___ INPUT MATERIAL

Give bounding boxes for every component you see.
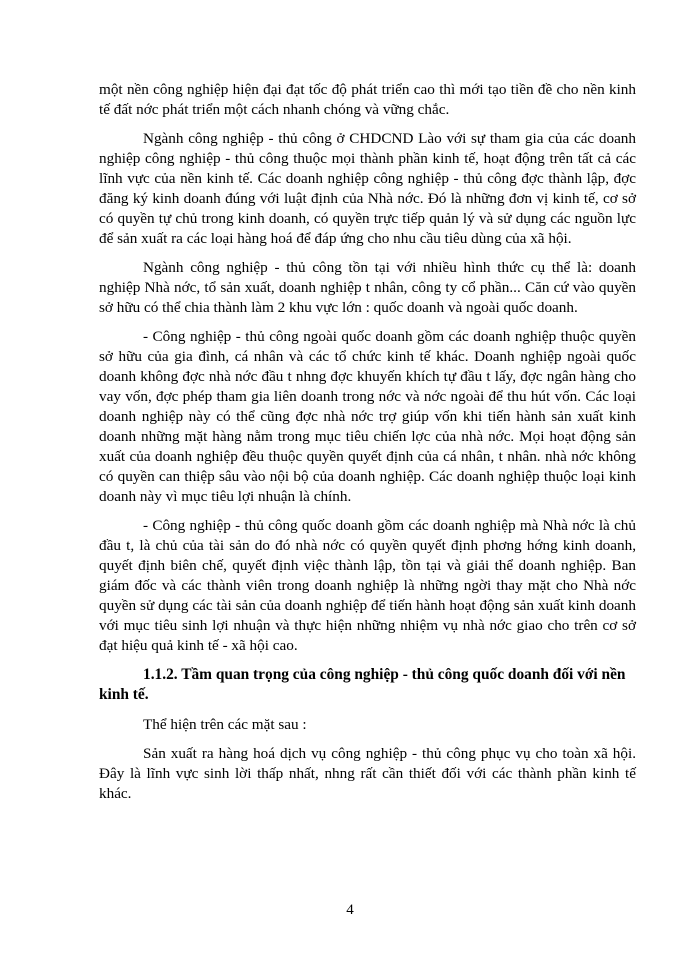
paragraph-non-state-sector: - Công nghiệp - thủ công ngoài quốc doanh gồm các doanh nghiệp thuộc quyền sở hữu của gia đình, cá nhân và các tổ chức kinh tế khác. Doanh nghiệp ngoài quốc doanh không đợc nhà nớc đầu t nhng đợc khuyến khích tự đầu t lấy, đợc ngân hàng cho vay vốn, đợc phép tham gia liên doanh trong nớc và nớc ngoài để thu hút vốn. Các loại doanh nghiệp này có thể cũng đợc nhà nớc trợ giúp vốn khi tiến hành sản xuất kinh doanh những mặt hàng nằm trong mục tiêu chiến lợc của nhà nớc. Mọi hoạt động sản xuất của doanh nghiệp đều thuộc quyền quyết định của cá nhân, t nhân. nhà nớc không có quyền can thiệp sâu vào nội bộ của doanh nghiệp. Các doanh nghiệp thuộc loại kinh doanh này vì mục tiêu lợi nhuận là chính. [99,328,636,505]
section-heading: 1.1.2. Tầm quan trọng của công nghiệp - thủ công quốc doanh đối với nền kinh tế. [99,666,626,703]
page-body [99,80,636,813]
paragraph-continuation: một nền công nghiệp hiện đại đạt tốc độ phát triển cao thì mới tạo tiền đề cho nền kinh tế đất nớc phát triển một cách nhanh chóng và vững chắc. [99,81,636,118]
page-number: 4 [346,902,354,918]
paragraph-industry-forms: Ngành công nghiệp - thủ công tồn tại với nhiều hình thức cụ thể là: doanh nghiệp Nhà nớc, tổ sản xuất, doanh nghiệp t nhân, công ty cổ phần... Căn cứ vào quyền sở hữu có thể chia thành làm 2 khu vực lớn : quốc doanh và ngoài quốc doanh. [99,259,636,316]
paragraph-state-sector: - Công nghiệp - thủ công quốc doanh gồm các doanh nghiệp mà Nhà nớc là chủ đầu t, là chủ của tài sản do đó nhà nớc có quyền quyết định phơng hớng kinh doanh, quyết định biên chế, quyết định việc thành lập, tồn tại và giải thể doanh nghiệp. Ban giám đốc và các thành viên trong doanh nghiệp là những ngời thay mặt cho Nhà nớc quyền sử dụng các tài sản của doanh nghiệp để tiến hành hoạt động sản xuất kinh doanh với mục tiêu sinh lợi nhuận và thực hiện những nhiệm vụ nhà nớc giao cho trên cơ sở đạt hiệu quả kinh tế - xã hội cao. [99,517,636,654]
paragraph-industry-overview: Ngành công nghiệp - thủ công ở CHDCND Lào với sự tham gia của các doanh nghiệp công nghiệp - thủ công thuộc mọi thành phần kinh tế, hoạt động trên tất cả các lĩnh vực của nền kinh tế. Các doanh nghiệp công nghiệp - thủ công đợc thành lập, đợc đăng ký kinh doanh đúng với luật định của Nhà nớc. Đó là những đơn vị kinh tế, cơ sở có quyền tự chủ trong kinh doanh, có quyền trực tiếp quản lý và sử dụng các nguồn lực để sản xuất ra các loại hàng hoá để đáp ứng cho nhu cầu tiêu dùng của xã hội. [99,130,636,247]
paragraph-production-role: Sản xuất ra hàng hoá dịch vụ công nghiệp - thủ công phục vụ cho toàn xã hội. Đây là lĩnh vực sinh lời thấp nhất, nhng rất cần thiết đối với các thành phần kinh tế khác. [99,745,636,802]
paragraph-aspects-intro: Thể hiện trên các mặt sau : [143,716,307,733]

______
___ INPUT MATERIAL

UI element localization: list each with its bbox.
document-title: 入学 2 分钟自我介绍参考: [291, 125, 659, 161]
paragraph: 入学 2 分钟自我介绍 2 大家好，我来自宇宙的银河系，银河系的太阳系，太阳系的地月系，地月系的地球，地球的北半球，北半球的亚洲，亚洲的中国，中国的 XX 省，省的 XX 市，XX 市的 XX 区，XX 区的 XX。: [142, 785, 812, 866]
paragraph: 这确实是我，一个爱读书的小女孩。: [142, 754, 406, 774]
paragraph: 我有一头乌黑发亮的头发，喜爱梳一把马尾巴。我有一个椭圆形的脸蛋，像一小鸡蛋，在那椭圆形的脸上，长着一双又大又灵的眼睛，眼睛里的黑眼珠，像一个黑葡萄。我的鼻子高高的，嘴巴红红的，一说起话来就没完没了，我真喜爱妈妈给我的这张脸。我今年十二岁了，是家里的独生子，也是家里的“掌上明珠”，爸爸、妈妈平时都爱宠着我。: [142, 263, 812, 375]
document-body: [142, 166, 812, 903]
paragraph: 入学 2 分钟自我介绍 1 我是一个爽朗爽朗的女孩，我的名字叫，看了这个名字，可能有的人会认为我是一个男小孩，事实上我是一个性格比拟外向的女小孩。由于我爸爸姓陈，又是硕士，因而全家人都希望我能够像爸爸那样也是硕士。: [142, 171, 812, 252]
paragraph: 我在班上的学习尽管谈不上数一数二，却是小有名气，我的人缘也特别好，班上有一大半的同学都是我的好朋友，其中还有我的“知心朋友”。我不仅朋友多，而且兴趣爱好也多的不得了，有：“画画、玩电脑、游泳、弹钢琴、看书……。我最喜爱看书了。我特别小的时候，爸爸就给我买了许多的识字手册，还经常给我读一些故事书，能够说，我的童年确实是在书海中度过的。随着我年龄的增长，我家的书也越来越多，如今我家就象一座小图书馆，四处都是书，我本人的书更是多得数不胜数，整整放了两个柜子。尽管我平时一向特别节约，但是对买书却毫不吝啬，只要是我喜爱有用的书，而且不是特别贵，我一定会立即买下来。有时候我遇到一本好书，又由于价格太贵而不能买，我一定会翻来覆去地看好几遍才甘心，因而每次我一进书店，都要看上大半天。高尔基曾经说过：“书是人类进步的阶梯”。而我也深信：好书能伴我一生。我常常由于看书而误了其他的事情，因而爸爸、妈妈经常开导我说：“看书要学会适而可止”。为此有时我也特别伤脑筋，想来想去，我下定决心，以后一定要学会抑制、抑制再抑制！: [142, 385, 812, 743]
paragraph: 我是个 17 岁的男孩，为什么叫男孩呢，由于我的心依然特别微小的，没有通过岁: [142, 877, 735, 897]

______
___ INPUT MATERIAL

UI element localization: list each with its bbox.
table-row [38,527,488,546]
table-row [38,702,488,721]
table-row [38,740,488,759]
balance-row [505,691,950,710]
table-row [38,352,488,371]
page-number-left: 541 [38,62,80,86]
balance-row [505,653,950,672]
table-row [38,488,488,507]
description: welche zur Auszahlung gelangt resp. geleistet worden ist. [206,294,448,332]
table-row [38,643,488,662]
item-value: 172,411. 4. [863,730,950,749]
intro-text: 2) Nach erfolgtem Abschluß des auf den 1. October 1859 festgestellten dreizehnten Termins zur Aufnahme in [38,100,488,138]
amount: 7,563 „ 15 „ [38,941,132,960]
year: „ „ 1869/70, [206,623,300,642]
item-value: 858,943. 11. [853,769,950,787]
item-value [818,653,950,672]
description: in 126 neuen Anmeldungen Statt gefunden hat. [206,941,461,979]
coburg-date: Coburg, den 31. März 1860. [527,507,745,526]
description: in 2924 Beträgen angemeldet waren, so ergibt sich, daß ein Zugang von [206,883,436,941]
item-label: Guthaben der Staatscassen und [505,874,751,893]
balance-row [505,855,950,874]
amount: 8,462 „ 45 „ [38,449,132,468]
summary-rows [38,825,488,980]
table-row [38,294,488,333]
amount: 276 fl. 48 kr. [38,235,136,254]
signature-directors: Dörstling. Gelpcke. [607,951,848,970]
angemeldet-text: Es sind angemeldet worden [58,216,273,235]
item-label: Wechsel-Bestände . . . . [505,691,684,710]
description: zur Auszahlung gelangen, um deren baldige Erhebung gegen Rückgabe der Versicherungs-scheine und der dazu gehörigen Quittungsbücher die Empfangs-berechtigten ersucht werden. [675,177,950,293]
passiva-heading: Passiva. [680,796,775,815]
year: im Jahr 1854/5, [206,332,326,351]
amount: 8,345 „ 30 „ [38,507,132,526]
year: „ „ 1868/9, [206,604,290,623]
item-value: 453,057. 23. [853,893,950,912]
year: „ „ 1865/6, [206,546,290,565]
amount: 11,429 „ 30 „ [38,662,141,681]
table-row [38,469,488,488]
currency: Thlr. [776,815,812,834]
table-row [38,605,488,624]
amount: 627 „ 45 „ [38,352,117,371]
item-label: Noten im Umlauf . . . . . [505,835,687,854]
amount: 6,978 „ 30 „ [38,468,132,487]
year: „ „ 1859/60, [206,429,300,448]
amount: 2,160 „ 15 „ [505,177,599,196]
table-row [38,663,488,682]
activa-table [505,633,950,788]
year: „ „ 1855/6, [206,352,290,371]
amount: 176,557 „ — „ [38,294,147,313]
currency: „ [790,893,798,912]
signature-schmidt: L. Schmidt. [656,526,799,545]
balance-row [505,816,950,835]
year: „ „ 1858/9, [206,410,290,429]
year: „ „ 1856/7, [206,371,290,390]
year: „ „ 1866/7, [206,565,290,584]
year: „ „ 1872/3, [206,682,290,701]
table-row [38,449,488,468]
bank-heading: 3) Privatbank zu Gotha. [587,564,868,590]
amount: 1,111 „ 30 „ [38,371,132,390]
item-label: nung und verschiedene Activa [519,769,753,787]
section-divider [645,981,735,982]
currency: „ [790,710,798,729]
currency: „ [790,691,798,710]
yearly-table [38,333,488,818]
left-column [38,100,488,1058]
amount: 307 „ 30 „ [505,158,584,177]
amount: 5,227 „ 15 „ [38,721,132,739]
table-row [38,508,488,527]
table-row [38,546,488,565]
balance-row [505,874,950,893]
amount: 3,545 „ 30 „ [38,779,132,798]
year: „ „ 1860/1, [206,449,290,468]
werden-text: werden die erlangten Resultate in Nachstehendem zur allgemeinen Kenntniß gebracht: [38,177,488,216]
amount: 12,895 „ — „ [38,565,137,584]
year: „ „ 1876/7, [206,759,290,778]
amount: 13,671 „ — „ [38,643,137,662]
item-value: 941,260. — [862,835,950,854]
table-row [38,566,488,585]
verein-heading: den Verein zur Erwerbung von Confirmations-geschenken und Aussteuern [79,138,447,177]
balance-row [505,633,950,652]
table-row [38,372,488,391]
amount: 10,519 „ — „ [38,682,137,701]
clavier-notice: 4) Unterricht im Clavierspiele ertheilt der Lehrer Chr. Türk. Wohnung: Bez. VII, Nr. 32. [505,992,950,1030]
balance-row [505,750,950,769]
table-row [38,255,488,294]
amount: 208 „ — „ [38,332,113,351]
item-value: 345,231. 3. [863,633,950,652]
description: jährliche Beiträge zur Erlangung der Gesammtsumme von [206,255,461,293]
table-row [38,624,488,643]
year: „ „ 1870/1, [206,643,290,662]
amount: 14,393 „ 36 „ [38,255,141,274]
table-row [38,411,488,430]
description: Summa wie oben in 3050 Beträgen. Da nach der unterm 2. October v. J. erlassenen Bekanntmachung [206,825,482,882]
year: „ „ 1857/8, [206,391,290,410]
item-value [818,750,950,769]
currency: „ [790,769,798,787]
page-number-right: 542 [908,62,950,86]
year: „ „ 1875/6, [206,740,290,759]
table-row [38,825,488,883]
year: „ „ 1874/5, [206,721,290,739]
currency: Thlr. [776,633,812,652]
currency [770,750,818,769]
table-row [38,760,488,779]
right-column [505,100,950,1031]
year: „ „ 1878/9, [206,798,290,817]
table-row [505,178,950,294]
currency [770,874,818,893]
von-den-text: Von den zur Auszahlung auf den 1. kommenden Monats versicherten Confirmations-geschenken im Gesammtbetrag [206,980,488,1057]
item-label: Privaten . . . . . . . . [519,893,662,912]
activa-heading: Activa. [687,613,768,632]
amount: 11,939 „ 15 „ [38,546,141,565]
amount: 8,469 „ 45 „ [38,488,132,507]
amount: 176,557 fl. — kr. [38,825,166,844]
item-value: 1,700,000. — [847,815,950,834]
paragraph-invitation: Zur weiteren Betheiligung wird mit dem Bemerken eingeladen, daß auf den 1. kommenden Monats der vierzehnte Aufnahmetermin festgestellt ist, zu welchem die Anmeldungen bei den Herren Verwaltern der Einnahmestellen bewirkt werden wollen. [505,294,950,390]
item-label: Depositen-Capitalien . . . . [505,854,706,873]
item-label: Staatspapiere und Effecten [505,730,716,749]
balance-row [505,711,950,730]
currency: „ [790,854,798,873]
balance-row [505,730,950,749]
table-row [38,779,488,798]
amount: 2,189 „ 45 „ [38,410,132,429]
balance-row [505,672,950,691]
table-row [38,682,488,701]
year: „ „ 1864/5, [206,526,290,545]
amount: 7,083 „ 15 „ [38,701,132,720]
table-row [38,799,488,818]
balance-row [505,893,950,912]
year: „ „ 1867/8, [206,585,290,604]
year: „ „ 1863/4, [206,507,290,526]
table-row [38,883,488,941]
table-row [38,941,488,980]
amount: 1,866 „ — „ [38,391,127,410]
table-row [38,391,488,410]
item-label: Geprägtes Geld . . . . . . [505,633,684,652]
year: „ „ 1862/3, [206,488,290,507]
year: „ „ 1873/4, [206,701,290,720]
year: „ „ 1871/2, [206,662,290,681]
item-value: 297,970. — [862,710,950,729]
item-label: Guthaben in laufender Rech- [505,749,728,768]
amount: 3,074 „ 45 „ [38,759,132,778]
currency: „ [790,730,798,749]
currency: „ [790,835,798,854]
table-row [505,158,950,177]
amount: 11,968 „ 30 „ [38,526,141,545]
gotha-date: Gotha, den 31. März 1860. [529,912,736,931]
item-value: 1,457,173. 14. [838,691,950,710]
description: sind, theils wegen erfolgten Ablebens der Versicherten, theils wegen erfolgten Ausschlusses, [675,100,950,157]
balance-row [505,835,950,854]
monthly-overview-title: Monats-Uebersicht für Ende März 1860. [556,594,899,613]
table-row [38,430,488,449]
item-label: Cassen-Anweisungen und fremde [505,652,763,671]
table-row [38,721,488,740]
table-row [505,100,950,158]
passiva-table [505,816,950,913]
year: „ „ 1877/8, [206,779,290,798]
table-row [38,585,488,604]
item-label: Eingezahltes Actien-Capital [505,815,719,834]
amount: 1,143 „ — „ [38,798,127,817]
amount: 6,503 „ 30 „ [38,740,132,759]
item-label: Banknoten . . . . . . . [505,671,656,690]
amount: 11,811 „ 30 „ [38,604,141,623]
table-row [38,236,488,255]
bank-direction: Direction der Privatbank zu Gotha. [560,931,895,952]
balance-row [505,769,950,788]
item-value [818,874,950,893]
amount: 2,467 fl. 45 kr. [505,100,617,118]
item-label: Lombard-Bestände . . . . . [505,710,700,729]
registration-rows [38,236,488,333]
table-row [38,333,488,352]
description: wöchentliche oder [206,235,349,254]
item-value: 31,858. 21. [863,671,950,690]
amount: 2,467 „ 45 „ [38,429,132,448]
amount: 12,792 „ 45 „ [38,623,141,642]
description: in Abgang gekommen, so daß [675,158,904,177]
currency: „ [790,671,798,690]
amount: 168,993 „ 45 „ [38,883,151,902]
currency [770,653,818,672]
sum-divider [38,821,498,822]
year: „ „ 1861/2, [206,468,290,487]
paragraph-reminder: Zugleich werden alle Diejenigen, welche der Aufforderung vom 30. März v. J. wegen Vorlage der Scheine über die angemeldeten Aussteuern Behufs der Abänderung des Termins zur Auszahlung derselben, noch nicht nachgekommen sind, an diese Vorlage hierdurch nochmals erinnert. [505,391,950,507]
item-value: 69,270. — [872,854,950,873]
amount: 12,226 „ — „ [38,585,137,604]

______

DIRECTIONS FOR THIS TASK
Copy out the listing lines verbatim, starting at the line that contains "paragraph-non-state-sector: - Công" and ending after the line that contains "page-body [99,80,636,813]".

OUTPUT FOR THIS TASK
paragraph-non-state-sector: - Công nghiệp - thủ công ngoài quốc doanh gồm các doanh nghiệp thuộc quyền sở hữu của gia đình, cá nhân và các tổ chức kinh tế khác. Doanh nghiệp ngoài quốc doanh không đợc nhà nớc đầu t nhng đợc khuyến khích tự đầu t lấy, đợc ngân hàng cho vay vốn, đợc phép tham gia liên doanh trong nớc và nớc ngoài để thu hút vốn. Các loại doanh nghiệp này có thể cũng đợc nhà nớc trợ giúp vốn khi tiến hành sản xuất kinh doanh những mặt hàng nằm trong mục tiêu chiến lợc của nhà nớc. Mọi hoạt động sản xuất của doanh nghiệp đều thuộc quyền quyết định của cá nhân, t nhân. nhà nớc không có quyền can thiệp sâu vào nội bộ của doanh nghiệp. Các doanh nghiệp thuộc loại kinh doanh này vì mục tiêu lợi nhuận là chính. [99,328,636,505]
section-heading: 1.1.2. Tầm quan trọng của công nghiệp - thủ công quốc doanh đối với nền kinh tế. [99,666,626,703]
page-body [99,80,636,813]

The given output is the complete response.